* Exercise requirements *
Exclude the pictures, then copy all remaining records exactly.

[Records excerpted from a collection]
** start **

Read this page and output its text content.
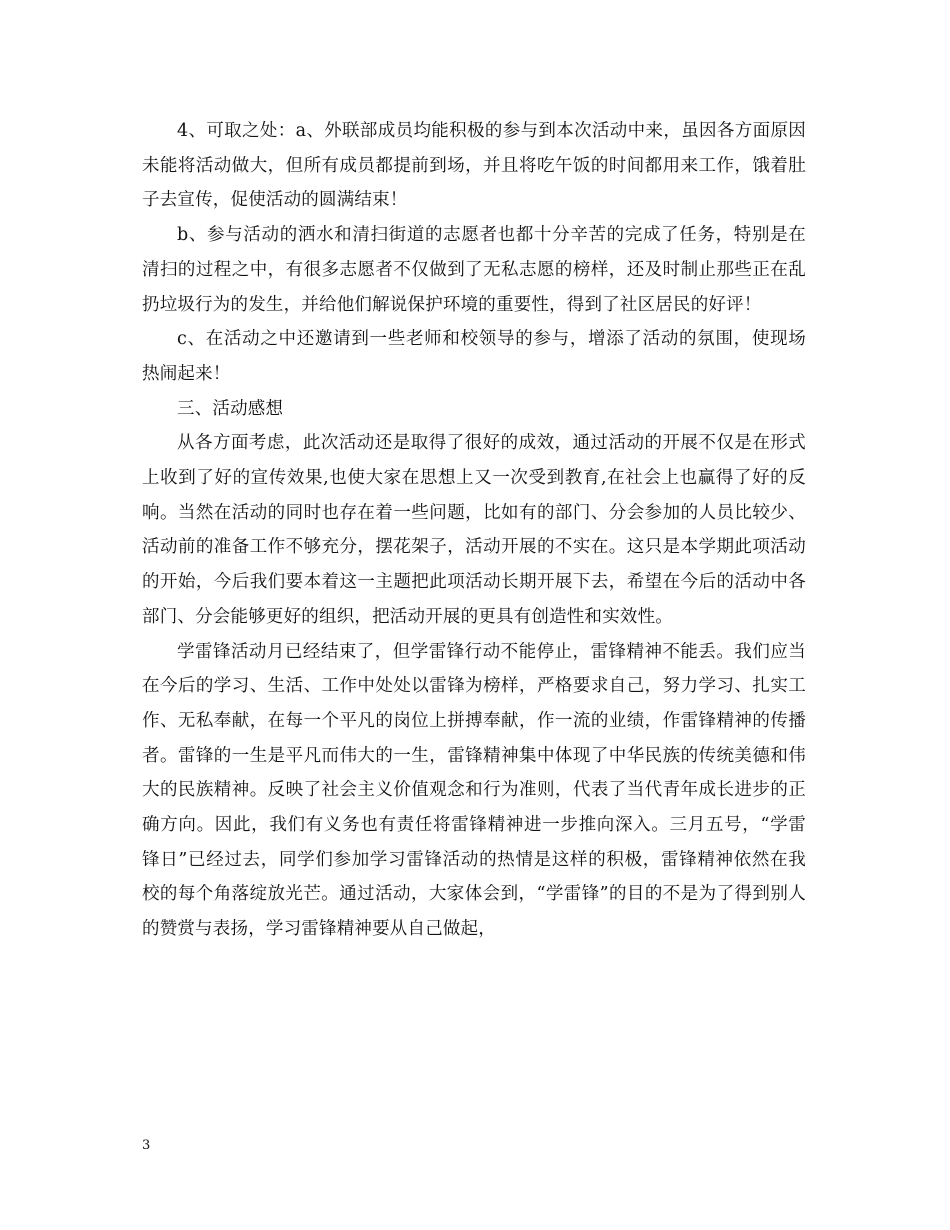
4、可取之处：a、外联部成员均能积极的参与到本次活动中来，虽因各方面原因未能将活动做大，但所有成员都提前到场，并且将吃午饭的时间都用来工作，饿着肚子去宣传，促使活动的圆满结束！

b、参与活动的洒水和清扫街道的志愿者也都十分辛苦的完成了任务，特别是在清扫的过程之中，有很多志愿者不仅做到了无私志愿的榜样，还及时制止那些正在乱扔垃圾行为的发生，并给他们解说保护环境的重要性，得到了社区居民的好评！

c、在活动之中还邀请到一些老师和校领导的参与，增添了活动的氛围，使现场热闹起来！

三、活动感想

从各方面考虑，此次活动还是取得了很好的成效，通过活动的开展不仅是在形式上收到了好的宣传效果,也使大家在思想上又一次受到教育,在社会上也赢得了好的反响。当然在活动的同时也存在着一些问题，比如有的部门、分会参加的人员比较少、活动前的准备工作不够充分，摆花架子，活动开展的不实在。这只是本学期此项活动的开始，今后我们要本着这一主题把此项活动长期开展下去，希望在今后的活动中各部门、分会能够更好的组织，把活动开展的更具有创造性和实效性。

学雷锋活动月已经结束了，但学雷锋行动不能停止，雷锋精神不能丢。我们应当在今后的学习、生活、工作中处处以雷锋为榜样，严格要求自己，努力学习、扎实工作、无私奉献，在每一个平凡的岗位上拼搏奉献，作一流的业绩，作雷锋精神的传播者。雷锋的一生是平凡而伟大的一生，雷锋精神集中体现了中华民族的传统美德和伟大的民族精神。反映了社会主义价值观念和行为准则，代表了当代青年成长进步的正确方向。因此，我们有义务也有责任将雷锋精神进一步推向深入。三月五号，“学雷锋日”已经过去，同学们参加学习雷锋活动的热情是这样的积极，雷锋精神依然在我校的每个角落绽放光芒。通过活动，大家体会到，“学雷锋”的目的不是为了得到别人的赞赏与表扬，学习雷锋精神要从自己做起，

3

** end **

* Solution to this task *
Read this page and output its text content.
4、可取之处：a、外联部成员均能积极的参与到本次活动中来，虽因各方面原因未能将活动做大，但所有成员都提前到场，并且将吃午饭的时间都用来工作，饿着肚子去宣传，促使活动的圆满结束！

b、参与活动的洒水和清扫街道的志愿者也都十分辛苦的完成了任务，特别是在清扫的过程之中，有很多志愿者不仅做到了无私志愿的榜样，还及时制止那些正在乱扔垃圾行为的发生，并给他们解说保护环境的重要性，得到了社区居民的好评！

c、在活动之中还邀请到一些老师和校领导的参与，增添了活动的氛围，使现场热闹起来！

三、活动感想

从各方面考虑，此次活动还是取得了很好的成效，通过活动的开展不仅是在形式上收到了好的宣传效果,也使大家在思想上又一次受到教育,在社会上也赢得了好的反响。当然在活动的同时也存在着一些问题，比如有的部门、分会参加的人员比较少、活动前的准备工作不够充分，摆花架子，活动开展的不实在。这只是本学期此项活动的开始，今后我们要本着这一主题把此项活动长期开展下去，希望在今后的活动中各部门、分会能够更好的组织，把活动开展的更具有创造性和实效性。

学雷锋活动月已经结束了，但学雷锋行动不能停止，雷锋精神不能丢。我们应当在今后的学习、生活、工作中处处以雷锋为榜样，严格要求自己，努力学习、扎实工作、无私奉献，在每一个平凡的岗位上拼搏奉献，作一流的业绩，作雷锋精神的传播者。雷锋的一生是平凡而伟大的一生，雷锋精神集中体现了中华民族的传统美德和伟大的民族精神。反映了社会主义价值观念和行为准则，代表了当代青年成长进步的正确方向。因此，我们有义务也有责任将雷锋精神进一步推向深入。三月五号，“学雷锋日”已经过去，同学们参加学习雷锋活动的热情是这样的积极，雷锋精神依然在我校的每个角落绽放光芒。通过活动，大家体会到，“学雷锋”的目的不是为了得到别人的赞赏与表扬，学习雷锋精神要从自己做起，

3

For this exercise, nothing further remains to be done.